# Challenge
Search the material for the word "made" and report each line where it turns up.

-------------------------

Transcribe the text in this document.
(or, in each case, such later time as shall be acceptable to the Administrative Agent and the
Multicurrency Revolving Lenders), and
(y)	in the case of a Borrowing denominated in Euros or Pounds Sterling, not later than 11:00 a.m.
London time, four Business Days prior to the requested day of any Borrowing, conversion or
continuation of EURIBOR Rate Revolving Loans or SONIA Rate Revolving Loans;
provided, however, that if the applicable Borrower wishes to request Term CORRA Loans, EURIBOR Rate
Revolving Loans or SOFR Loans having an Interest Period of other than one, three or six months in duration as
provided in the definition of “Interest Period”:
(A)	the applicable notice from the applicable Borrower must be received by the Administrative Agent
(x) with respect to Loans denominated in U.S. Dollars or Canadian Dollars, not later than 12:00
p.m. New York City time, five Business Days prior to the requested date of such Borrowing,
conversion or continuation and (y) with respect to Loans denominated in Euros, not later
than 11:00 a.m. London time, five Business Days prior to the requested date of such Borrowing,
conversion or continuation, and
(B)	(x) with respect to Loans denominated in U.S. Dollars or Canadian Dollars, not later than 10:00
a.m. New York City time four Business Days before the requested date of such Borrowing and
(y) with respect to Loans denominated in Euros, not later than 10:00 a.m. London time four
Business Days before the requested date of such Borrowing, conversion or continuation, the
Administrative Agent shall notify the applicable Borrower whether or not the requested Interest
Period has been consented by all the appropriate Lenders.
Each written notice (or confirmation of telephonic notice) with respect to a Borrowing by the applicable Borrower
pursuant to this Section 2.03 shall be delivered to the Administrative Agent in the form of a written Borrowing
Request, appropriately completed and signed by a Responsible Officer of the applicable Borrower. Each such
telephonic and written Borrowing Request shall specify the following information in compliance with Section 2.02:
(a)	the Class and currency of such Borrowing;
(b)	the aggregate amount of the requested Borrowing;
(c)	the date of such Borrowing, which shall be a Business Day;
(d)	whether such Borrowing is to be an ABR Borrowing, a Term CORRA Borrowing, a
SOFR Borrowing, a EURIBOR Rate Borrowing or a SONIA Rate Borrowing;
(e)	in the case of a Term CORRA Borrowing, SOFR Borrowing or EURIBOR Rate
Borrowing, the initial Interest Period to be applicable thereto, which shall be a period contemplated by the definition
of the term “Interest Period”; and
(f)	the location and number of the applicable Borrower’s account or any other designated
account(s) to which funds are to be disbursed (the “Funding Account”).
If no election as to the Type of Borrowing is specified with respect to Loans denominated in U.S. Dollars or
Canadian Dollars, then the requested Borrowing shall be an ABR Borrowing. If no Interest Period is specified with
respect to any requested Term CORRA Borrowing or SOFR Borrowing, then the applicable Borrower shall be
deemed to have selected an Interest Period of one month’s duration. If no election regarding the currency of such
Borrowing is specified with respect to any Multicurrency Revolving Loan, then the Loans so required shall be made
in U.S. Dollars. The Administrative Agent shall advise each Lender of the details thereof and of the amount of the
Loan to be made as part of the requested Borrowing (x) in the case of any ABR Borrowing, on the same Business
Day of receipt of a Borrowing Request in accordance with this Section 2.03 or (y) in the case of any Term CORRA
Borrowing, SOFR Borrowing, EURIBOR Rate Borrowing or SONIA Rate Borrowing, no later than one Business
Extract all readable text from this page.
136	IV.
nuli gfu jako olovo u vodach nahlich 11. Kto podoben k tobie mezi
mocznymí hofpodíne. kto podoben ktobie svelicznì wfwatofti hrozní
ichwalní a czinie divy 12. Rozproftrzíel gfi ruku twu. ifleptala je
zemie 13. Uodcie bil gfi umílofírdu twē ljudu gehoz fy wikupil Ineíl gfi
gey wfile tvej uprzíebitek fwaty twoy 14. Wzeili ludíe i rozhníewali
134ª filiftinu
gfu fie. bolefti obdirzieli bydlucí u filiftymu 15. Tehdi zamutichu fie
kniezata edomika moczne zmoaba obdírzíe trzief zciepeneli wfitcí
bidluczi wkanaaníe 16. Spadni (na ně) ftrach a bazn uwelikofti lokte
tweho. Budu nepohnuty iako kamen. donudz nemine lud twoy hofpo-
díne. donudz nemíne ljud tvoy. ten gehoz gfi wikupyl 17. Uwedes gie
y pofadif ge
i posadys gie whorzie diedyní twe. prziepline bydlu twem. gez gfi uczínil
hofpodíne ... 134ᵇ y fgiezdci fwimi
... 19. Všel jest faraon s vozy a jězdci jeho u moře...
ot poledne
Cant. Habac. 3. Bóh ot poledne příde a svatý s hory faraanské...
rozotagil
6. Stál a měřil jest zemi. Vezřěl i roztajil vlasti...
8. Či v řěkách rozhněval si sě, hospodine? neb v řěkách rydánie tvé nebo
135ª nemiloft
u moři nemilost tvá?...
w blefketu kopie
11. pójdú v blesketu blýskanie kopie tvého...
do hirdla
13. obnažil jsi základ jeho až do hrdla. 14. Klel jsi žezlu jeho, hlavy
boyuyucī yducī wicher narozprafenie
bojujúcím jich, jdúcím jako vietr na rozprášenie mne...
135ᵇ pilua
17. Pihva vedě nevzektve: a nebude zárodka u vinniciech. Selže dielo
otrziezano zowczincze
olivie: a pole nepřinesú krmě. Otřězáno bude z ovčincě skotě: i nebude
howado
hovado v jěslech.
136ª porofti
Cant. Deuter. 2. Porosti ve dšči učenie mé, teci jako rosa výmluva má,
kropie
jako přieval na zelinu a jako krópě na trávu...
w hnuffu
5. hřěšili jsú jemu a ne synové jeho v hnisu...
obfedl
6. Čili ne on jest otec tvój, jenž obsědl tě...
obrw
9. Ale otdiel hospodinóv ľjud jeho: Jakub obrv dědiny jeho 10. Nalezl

-------------------------

# Output
Borrowing is specified with respect to any Multicurrency Revolving Loan, then the Loans so required shall be made
Loan to be made as part of the requested Borrowing (x) in the case of any ABR Borrowing, on the same Business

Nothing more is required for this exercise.